▼

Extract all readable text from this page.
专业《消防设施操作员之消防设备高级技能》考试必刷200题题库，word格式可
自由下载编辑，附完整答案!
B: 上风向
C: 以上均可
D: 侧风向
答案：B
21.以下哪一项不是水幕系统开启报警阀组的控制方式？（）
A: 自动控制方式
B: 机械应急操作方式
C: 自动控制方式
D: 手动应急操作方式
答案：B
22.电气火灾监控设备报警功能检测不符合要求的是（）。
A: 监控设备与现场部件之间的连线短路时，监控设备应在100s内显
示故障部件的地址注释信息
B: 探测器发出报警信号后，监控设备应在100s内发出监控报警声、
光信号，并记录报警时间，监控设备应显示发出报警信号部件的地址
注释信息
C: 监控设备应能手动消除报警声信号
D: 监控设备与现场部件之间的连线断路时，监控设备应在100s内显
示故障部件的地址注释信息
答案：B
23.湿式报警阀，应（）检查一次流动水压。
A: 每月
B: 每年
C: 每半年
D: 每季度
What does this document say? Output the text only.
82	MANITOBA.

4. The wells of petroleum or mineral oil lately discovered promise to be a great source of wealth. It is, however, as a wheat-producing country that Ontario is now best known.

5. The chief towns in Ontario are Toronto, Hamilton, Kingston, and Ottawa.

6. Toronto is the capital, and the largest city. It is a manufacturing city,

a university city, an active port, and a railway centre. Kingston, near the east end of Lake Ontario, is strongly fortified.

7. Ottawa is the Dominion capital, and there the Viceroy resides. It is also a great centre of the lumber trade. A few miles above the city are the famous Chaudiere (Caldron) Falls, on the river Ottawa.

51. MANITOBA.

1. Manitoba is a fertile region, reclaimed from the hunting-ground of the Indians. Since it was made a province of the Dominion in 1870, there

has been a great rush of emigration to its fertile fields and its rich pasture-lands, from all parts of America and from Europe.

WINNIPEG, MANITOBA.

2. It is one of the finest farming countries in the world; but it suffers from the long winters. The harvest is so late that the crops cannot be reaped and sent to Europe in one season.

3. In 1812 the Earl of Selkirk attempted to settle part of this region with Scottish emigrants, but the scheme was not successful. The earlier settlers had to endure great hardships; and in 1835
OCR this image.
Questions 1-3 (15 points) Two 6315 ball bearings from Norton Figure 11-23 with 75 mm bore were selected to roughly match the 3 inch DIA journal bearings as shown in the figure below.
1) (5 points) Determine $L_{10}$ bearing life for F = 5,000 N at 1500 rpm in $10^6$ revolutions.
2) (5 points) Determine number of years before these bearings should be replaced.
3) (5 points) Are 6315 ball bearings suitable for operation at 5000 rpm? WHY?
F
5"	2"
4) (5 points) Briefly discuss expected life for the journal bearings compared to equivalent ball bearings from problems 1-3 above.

▲

EXERCISE:
Count how many lines of the material hold the string "city". Give the number and nothing more.

REPLY:
3